PROBLEM: The listing must be reproduced in full, exactly as it stands.

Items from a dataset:
= = = =

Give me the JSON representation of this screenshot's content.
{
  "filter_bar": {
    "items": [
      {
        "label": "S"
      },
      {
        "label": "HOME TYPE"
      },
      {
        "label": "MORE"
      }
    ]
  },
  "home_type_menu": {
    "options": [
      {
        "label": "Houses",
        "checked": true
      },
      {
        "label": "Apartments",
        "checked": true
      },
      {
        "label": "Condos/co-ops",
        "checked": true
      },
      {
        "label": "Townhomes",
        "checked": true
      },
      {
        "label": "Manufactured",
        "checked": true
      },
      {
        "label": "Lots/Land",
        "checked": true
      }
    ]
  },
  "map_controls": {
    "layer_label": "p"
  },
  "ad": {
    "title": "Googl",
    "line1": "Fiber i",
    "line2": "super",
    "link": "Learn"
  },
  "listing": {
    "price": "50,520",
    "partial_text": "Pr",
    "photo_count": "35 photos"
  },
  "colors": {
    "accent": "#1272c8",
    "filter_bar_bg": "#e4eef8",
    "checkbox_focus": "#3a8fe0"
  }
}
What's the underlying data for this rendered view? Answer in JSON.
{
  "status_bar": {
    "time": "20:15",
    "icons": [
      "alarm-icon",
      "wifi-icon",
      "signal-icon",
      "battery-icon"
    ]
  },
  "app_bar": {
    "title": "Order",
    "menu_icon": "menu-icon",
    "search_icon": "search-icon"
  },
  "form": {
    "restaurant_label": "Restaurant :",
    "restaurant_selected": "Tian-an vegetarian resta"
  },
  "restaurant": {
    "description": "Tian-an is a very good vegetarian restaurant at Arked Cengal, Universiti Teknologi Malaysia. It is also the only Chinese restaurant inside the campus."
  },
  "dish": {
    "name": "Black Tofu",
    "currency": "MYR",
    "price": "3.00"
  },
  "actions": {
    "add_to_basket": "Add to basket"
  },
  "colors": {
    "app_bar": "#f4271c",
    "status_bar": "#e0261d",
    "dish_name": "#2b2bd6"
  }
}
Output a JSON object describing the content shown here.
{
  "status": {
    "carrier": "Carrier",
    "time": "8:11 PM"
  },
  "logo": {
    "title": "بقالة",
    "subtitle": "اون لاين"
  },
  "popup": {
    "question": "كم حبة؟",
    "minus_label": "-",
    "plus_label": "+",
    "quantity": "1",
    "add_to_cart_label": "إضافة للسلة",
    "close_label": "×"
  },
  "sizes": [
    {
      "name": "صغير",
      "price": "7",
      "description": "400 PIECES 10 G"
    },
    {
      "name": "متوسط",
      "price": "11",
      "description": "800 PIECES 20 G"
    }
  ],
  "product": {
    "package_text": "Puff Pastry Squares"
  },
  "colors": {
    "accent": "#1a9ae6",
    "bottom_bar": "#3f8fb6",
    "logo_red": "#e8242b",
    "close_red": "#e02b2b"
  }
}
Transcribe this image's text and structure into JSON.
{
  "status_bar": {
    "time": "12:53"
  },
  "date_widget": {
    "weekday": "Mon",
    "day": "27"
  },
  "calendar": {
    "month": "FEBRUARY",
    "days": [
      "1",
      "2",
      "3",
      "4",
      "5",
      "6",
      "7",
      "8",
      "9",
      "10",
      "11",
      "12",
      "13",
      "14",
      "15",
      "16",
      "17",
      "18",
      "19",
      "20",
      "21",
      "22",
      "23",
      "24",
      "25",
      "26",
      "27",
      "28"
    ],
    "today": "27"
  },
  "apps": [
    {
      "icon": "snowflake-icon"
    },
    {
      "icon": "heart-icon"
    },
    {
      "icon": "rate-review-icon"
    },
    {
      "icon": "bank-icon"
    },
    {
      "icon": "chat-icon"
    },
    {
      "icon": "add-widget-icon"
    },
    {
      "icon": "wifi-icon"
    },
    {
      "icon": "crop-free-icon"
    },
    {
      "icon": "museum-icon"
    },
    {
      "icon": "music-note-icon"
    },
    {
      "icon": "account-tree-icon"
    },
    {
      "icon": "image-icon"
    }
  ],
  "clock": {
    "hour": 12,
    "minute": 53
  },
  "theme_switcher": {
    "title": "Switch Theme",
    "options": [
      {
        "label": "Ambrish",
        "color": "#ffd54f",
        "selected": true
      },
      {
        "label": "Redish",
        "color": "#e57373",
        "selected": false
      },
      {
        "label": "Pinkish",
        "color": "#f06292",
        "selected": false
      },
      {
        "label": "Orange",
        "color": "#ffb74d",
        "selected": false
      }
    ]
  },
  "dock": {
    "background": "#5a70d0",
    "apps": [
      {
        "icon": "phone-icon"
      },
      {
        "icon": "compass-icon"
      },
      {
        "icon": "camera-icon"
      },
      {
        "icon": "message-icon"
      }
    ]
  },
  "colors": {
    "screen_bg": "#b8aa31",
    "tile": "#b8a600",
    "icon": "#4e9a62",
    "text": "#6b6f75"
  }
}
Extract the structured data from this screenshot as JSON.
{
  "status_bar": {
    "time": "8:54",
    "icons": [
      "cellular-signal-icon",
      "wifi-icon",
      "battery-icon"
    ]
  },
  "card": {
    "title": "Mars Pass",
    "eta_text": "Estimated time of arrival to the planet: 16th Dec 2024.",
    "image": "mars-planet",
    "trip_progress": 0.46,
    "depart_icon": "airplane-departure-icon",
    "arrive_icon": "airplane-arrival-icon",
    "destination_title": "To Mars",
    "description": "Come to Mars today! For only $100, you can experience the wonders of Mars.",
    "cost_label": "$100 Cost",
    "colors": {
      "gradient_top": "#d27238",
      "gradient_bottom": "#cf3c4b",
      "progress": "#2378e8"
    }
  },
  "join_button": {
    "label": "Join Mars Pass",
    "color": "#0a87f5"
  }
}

= = = =

EXERCISE SOLUTION:
Give me the JSON representation of this screenshot's content.
{
  "filter_bar": {
    "items": [
      {
        "label": "S"
      },
      {
        "label": "HOME TYPE"
      },
      {
        "label": "MORE"
      }
    ]
  },
  "home_type_menu": {
    "options": [
      {
        "label": "Houses",
        "checked": true
      },
      {
        "label": "Apartments",
        "checked": true
      },
      {
        "label": "Condos/co-ops",
        "checked": true
      },
      {
        "label": "Townhomes",
        "checked": true
      },
      {
        "label": "Manufactured",
        "checked": true
      },
      {
        "label": "Lots/Land",
        "checked": true
      }
    ]
  },
  "map_controls": {
    "layer_label": "p"
  },
  "ad": {
    "title": "Googl",
    "line1": "Fiber i",
    "line2": "super",
    "link": "Learn"
  },
  "listing": {
    "price": "50,520",
    "partial_text": "Pr",
    "photo_count": "35 photos"
  },
  "colors": {
    "accent": "#1272c8",
    "filter_bar_bg": "#e4eef8",
    "checkbox_focus": "#3a8fe0"
  }
}
What's the underlying data for this rendered view? Answer in JSON.
{
  "status_bar": {
    "time": "20:15",
    "icons": [
      "alarm-icon",
      "wifi-icon",
      "signal-icon",
      "battery-icon"
    ]
  },
  "app_bar": {
    "title": "Order",
    "menu_icon": "menu-icon",
    "search_icon": "search-icon"
  },
  "form": {
    "restaurant_label": "Restaurant :",
    "restaurant_selected": "Tian-an vegetarian resta"
  },
  "restaurant": {
    "description": "Tian-an is a very good vegetarian restaurant at Arked Cengal, Universiti Teknologi Malaysia. It is also the only Chinese restaurant inside the campus."
  },
  "dish": {
    "name": "Black Tofu",
    "currency": "MYR",
    "price": "3.00"
  },
  "actions": {
    "add_to_basket": "Add to basket"
  },
  "colors": {
    "app_bar": "#f4271c",
    "status_bar": "#e0261d",
    "dish_name": "#2b2bd6"
  }
}
Output a JSON object describing the content shown here.
{
  "status": {
    "carrier": "Carrier",
    "time": "8:11 PM"
  },
  "logo": {
    "title": "بقالة",
    "subtitle": "اون لاين"
  },
  "popup": {
    "question": "كم حبة؟",
    "minus_label": "-",
    "plus_label": "+",
    "quantity": "1",
    "add_to_cart_label": "إضافة للسلة",
    "close_label": "×"
  },
  "sizes": [
    {
      "name": "صغير",
      "price": "7",
      "description": "400 PIECES 10 G"
    },
    {
      "name": "متوسط",
      "price": "11",
      "description": "800 PIECES 20 G"
    }
  ],
  "product": {
    "package_text": "Puff Pastry Squares"
  },
  "colors": {
    "accent": "#1a9ae6",
    "bottom_bar": "#3f8fb6",
    "logo_red": "#e8242b",
    "close_red": "#e02b2b"
  }
}
Transcribe this image's text and structure into JSON.
{
  "status_bar": {
    "time": "12:53"
  },
  "date_widget": {
    "weekday": "Mon",
    "day": "27"
  },
  "calendar": {
    "month": "FEBRUARY",
    "days": [
      "1",
      "2",
      "3",
      "4",
      "5",
      "6",
      "7",
      "8",
      "9",
      "10",
      "11",
      "12",
      "13",
      "14",
      "15",
      "16",
      "17",
      "18",
      "19",
      "20",
      "21",
      "22",
      "23",
      "24",
      "25",
      "26",
      "27",
      "28"
    ],
    "today": "27"
  },
  "apps": [
    {
      "icon": "snowflake-icon"
    },
    {
      "icon": "heart-icon"
    },
    {
      "icon": "rate-review-icon"
    },
    {
      "icon": "bank-icon"
    },
    {
      "icon": "chat-icon"
    },
    {
      "icon": "add-widget-icon"
    },
    {
      "icon": "wifi-icon"
    },
    {
      "icon": "crop-free-icon"
    },
    {
      "icon": "museum-icon"
    },
    {
      "icon": "music-note-icon"
    },
    {
      "icon": "account-tree-icon"
    },
    {
      "icon": "image-icon"
    }
  ],
  "clock": {
    "hour": 12,
    "minute": 53
  },
  "theme_switcher": {
    "title": "Switch Theme",
    "options": [
      {
        "label": "Ambrish",
        "color": "#ffd54f",
        "selected": true
      },
      {
        "label": "Redish",
        "color": "#e57373",
        "selected": false
      },
      {
        "label": "Pinkish",
        "color": "#f06292",
        "selected": false
      },
      {
        "label": "Orange",
        "color": "#ffb74d",
        "selected": false
      }
    ]
  },
  "dock": {
    "background": "#5a70d0",
    "apps": [
      {
        "icon": "phone-icon"
      },
      {
        "icon": "compass-icon"
      },
      {
        "icon": "camera-icon"
      },
      {
        "icon": "message-icon"
      }
    ]
  },
  "colors": {
    "screen_bg": "#b8aa31",
    "tile": "#b8a600",
    "icon": "#4e9a62",
    "text": "#6b6f75"
  }
}
Extract the structured data from this screenshot as JSON.
{
  "status_bar": {
    "time": "8:54",
    "icons": [
      "cellular-signal-icon",
      "wifi-icon",
      "battery-icon"
    ]
  },
  "card": {
    "title": "Mars Pass",
    "eta_text": "Estimated time of arrival to the planet: 16th Dec 2024.",
    "image": "mars-planet",
    "trip_progress": 0.46,
    "depart_icon": "airplane-departure-icon",
    "arrive_icon": "airplane-arrival-icon",
    "destination_title": "To Mars",
    "description": "Come to Mars today! For only $100, you can experience the wonders of Mars.",
    "cost_label": "$100 Cost",
    "colors": {
      "gradient_top": "#d27238",
      "gradient_bottom": "#cf3c4b",
      "progress": "#2378e8"
    }
  },
  "join_button": {
    "label": "Join Mars Pass",
    "color": "#0a87f5"
  }
}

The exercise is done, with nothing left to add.